- Written task
Turn the data, from its first line through the line containing "stat-last: Last: 9.5k [476, 144, 489, 147]", into a Markdown table with the columns No. and Line. Include both ends, give each line a row number, and leave out blank lines.
[Begin Records for the exercise]
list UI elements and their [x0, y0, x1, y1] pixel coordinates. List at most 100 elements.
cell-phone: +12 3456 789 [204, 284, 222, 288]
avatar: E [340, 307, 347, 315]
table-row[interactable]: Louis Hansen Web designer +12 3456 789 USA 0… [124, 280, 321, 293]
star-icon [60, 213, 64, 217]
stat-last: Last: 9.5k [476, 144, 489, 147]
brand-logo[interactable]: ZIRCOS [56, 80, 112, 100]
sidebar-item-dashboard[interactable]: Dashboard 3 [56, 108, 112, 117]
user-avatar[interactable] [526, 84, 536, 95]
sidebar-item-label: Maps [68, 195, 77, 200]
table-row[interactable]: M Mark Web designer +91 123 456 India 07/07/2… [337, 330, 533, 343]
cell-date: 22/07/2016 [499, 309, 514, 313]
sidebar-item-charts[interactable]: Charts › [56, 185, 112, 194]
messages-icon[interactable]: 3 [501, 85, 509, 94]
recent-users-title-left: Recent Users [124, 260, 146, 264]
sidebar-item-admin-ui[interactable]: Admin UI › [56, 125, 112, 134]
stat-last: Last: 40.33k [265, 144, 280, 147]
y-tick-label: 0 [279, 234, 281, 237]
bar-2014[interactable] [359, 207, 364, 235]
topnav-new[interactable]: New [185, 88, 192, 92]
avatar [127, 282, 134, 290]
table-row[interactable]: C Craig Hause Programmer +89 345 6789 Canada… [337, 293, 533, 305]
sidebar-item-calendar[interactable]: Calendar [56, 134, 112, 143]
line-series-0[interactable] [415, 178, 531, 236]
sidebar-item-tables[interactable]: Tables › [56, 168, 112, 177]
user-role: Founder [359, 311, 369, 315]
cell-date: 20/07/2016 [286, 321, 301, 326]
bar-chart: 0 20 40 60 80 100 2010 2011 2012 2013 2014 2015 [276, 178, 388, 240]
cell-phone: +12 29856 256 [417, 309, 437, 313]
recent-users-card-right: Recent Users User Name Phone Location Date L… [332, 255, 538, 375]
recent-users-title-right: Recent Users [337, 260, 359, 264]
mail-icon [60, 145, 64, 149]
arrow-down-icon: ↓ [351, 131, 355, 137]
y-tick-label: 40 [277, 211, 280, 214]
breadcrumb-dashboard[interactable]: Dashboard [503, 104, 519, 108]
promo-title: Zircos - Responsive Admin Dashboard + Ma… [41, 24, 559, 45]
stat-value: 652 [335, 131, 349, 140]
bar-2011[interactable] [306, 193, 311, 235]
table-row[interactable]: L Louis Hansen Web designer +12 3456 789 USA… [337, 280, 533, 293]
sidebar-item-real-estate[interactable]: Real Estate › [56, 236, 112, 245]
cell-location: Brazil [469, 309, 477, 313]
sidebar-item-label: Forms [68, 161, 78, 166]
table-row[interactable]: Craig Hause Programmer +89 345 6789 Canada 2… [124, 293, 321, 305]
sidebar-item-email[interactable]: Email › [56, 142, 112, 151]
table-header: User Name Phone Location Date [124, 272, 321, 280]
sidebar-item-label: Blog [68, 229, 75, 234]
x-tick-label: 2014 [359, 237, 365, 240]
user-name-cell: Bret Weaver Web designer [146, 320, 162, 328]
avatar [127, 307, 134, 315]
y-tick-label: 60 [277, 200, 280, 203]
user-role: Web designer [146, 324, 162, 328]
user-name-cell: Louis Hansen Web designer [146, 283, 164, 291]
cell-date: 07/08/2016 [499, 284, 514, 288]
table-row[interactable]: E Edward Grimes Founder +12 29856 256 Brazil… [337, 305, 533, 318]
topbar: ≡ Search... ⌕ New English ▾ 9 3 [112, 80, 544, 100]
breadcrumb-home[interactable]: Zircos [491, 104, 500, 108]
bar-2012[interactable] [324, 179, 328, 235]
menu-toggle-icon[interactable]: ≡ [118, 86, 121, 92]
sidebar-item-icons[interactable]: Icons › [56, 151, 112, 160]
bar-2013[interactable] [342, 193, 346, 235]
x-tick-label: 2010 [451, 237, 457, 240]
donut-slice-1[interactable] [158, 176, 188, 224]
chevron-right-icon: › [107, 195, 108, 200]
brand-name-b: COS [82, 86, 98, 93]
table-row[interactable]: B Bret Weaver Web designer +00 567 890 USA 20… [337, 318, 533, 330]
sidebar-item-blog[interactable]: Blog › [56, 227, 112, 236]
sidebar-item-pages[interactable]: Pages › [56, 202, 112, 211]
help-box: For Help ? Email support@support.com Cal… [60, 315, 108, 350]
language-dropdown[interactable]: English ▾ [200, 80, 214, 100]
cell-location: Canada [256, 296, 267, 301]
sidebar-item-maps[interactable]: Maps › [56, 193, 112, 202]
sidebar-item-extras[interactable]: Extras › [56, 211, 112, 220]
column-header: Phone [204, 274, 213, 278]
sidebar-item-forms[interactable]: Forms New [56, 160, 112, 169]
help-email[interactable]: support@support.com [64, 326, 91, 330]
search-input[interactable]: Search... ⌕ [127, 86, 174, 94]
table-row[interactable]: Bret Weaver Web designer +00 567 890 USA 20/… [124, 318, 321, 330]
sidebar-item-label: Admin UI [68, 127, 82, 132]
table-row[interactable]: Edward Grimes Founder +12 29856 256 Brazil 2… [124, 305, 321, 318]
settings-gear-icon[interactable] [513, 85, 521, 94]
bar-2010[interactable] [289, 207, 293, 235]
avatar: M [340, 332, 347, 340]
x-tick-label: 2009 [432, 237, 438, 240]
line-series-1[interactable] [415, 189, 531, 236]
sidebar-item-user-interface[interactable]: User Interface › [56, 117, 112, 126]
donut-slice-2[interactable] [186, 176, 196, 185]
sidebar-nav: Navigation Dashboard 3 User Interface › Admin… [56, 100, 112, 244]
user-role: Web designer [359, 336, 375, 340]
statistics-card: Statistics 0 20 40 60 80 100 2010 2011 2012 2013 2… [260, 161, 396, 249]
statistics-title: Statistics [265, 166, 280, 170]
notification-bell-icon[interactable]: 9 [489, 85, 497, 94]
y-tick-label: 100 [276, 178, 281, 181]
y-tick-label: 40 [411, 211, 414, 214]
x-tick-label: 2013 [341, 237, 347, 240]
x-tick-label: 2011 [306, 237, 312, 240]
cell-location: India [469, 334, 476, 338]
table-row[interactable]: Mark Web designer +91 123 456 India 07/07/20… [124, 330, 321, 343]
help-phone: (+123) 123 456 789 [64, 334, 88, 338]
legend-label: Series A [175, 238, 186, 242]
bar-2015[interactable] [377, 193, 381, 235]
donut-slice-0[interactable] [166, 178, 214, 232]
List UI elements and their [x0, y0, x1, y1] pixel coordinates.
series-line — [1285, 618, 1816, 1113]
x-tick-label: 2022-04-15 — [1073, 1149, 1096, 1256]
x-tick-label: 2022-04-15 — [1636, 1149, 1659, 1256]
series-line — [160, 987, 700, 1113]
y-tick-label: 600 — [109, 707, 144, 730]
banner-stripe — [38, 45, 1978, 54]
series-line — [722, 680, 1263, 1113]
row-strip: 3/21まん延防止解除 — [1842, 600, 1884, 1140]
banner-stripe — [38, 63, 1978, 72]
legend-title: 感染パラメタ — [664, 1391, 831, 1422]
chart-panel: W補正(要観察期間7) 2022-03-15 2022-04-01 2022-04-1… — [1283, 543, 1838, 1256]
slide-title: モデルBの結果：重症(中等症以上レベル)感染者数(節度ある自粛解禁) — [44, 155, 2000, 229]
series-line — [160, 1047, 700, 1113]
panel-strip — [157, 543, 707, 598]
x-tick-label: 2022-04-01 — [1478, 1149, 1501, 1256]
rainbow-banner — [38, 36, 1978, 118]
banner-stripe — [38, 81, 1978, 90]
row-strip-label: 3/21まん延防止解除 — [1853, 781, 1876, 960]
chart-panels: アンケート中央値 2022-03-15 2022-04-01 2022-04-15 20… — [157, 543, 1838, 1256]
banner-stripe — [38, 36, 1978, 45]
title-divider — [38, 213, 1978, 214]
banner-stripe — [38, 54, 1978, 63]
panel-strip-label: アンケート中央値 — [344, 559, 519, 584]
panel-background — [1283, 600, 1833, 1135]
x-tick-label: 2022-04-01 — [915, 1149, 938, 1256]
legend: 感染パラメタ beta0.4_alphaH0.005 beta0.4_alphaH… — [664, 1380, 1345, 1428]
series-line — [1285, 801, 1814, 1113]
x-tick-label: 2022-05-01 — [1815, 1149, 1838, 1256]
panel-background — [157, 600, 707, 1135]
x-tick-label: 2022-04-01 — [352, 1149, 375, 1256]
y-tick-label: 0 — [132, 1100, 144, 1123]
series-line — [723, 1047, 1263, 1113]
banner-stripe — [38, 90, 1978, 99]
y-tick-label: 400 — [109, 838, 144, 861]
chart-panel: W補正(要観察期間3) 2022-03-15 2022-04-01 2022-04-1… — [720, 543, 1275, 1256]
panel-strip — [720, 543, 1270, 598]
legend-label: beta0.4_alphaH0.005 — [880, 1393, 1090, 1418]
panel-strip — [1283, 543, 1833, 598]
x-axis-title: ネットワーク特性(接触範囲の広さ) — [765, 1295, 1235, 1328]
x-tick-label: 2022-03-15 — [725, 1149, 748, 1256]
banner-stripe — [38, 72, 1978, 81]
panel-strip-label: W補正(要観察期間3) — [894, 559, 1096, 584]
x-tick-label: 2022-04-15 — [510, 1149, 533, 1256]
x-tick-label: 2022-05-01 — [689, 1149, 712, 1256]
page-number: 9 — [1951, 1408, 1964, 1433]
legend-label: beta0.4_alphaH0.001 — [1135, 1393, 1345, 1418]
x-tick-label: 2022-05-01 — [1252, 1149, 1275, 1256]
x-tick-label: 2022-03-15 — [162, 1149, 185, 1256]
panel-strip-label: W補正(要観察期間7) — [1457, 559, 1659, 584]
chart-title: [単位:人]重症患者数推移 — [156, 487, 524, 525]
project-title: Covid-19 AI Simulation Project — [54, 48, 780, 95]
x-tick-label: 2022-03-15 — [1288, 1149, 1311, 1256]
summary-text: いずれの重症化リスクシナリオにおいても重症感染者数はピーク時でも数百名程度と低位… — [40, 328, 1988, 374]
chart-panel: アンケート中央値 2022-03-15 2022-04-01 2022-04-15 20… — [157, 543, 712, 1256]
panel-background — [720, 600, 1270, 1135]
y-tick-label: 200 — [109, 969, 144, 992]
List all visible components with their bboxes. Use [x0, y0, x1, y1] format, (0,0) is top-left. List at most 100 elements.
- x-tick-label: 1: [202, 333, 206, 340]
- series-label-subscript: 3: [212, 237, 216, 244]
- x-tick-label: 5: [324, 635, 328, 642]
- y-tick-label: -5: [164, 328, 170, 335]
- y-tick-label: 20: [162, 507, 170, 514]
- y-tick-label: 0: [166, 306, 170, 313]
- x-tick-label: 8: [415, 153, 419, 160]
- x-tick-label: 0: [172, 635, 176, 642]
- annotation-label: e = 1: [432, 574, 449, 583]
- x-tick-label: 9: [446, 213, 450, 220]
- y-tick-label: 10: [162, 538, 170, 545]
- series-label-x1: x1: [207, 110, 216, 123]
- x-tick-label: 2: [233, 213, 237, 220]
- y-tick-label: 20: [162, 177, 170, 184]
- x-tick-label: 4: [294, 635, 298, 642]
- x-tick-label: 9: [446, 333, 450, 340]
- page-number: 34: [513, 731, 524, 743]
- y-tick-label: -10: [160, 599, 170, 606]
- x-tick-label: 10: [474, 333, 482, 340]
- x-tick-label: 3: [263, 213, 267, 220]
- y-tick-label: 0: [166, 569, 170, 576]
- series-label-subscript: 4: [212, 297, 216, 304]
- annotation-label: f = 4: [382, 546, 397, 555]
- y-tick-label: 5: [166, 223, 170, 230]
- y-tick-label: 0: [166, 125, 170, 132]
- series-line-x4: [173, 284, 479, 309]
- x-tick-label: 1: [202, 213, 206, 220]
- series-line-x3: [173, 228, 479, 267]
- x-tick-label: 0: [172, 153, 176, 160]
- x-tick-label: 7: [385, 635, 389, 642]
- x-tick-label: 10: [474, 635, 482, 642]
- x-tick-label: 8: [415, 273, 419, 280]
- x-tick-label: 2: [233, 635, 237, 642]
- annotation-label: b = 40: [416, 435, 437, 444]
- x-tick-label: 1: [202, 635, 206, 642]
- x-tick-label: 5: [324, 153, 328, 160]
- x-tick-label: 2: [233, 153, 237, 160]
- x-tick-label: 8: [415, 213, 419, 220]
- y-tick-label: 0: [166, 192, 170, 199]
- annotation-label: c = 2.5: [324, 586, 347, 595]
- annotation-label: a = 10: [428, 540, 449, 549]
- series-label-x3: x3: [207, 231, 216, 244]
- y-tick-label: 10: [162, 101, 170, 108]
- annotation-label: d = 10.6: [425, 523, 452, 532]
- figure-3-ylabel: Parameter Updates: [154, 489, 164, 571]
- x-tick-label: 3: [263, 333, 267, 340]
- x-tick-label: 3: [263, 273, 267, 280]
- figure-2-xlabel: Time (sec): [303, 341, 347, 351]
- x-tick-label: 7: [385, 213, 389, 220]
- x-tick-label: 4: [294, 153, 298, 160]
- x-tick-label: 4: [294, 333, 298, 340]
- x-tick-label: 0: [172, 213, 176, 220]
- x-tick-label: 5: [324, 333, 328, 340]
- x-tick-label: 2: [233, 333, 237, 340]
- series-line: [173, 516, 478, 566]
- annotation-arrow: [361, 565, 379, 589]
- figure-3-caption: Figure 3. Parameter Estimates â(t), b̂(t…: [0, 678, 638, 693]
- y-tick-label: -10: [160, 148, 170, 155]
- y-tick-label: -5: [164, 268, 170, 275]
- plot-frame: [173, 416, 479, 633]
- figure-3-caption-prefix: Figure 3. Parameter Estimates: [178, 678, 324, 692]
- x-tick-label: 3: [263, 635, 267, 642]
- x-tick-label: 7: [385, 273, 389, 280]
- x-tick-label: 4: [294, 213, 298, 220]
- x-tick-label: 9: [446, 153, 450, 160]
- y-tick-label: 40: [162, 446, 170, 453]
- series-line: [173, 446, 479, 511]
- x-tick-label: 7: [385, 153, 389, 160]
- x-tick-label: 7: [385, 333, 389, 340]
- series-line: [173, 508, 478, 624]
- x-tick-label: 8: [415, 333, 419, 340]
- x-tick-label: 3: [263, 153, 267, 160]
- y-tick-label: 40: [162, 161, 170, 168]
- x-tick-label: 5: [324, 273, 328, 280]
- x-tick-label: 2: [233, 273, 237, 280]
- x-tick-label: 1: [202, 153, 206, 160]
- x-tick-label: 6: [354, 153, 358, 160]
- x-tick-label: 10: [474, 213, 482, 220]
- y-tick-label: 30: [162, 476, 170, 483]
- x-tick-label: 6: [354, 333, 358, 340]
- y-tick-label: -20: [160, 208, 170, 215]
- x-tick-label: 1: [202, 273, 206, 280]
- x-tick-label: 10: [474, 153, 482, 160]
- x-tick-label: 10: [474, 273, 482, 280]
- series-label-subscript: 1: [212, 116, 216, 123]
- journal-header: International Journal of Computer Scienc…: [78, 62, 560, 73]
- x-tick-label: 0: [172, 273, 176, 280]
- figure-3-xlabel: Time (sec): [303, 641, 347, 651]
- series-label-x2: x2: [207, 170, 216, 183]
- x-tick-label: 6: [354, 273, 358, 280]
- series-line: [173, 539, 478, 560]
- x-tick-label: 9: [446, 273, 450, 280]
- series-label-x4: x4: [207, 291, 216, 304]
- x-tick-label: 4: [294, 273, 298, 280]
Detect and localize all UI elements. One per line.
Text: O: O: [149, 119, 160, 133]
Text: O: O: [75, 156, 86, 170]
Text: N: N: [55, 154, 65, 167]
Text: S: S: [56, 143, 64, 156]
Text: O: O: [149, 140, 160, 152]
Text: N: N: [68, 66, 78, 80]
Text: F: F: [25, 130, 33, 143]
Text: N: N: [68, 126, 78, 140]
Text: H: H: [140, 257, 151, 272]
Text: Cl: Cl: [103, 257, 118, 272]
[End Records for the exercise]
- Answer for this exercise
| No. | Line |
|---|---|
| 1 | list UI elements and their [x0, y0, x1, y1] pixel coordinates. List at most 100 elements. |
| 2 | cell-phone: +12 3456 789 [204, 284, 222, 288] |
| 3 | avatar: E [340, 307, 347, 315] |
| 4 | table-row[interactable]: Louis Hansen Web designer +12 3456 789 USA 0… [124, 280, 321, 293] |
| 5 | star-icon [60, 213, 64, 217] |
| 6 | stat-last: Last: 9.5k [476, 144, 489, 147] |